_EXERCISE DESCRIPTION_. Search the material below for the string "many" and list each line that holds it.

# # #

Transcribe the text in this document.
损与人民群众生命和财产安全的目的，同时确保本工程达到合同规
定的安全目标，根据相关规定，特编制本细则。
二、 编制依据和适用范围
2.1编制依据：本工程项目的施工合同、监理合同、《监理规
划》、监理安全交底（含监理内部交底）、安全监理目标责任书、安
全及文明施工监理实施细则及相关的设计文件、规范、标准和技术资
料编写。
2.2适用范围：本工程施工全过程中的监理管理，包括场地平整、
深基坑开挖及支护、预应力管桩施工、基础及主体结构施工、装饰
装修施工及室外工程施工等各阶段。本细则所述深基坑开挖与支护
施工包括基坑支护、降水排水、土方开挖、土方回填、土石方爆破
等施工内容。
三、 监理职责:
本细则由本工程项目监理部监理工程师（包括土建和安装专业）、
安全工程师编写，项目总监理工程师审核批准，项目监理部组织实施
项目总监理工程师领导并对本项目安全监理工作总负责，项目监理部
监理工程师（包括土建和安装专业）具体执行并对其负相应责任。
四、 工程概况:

# # #

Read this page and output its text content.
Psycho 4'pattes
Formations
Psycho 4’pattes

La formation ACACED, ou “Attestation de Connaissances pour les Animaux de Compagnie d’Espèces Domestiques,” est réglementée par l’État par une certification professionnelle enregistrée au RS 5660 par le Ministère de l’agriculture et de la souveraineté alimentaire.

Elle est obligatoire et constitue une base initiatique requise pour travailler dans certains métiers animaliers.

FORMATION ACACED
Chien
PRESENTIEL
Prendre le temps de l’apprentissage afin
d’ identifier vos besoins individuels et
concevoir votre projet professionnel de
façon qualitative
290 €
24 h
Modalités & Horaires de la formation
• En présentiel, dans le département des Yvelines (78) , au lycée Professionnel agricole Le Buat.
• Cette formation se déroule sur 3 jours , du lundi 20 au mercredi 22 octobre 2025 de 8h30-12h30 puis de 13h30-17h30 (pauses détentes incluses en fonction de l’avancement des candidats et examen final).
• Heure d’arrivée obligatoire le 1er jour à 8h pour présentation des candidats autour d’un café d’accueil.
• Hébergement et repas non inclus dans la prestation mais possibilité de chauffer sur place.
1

# # #

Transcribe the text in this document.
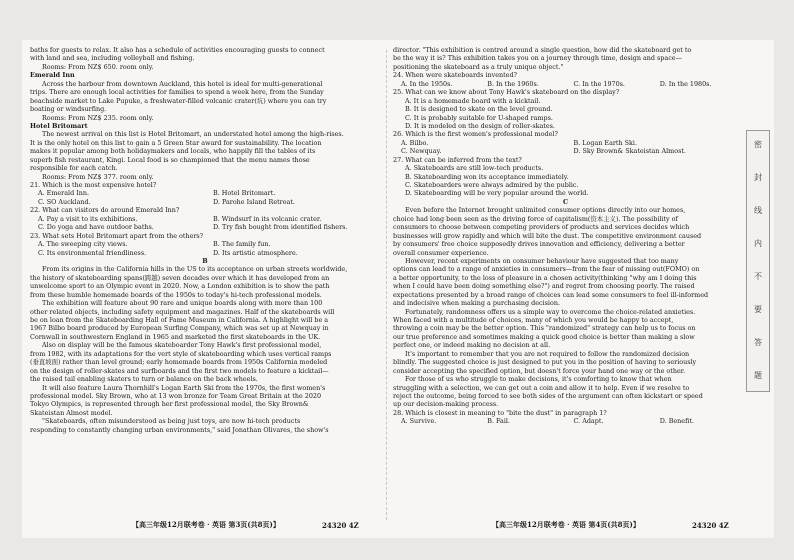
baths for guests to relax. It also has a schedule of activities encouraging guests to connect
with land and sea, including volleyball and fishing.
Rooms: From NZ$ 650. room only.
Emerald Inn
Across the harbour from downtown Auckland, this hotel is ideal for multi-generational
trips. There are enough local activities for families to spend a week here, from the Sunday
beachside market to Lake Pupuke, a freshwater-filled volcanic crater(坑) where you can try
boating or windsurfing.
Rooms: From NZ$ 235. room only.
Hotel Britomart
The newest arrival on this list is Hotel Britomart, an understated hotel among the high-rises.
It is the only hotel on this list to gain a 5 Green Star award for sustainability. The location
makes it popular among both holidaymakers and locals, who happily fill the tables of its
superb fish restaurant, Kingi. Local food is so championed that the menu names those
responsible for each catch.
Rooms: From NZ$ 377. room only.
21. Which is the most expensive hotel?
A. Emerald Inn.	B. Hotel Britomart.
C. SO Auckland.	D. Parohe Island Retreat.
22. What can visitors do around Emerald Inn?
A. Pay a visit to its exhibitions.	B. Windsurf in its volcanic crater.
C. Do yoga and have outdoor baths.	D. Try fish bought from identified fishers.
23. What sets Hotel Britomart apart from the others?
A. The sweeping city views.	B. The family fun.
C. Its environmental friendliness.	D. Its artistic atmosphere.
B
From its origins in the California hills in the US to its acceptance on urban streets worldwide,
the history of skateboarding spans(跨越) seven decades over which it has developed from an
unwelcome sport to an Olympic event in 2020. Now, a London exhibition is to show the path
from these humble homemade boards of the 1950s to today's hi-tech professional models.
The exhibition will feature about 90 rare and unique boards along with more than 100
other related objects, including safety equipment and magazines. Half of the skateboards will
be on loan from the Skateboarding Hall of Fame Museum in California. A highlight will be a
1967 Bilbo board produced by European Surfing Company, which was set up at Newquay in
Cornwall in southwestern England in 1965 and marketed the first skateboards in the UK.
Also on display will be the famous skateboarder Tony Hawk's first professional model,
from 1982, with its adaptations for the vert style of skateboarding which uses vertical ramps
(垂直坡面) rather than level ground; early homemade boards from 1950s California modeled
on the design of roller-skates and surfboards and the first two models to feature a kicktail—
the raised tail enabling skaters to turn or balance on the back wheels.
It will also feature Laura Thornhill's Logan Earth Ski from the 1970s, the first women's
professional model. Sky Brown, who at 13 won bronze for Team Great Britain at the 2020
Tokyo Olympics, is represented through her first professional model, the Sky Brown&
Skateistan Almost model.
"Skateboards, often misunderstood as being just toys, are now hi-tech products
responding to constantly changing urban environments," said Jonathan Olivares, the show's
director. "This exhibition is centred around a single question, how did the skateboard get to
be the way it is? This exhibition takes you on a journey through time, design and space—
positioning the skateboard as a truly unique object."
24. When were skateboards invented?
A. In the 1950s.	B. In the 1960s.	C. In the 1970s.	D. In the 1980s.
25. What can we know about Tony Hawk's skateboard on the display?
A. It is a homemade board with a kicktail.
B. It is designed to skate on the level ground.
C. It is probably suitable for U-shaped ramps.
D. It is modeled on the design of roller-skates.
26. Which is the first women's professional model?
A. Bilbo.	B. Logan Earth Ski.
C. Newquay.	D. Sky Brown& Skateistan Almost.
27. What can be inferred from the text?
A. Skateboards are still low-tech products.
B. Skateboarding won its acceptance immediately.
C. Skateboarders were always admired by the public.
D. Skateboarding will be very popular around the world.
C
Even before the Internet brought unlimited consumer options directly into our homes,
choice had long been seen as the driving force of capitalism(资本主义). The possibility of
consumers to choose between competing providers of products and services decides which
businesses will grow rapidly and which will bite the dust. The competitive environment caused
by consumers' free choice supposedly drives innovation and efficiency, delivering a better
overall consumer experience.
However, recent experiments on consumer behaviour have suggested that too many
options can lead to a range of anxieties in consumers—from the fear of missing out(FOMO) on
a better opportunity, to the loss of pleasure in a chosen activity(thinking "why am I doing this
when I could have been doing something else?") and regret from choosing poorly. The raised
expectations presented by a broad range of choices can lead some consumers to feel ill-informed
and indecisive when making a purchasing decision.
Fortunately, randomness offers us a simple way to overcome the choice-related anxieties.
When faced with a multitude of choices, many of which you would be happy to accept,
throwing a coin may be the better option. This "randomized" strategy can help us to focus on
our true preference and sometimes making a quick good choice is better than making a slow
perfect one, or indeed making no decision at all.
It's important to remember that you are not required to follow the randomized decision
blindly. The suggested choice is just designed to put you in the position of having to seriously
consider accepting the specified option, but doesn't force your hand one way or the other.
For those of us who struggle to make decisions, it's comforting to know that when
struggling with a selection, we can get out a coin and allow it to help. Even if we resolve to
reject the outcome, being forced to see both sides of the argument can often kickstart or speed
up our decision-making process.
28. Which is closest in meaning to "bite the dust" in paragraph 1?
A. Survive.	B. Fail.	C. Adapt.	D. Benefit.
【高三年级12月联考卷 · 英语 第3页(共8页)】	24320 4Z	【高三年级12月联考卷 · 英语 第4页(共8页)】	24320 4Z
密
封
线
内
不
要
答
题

# # #

_FULL RESPONSE_.
However, recent experiments on consumer behaviour have suggested that too many
When faced with a multitude of choices, many of which you would be happy to accept,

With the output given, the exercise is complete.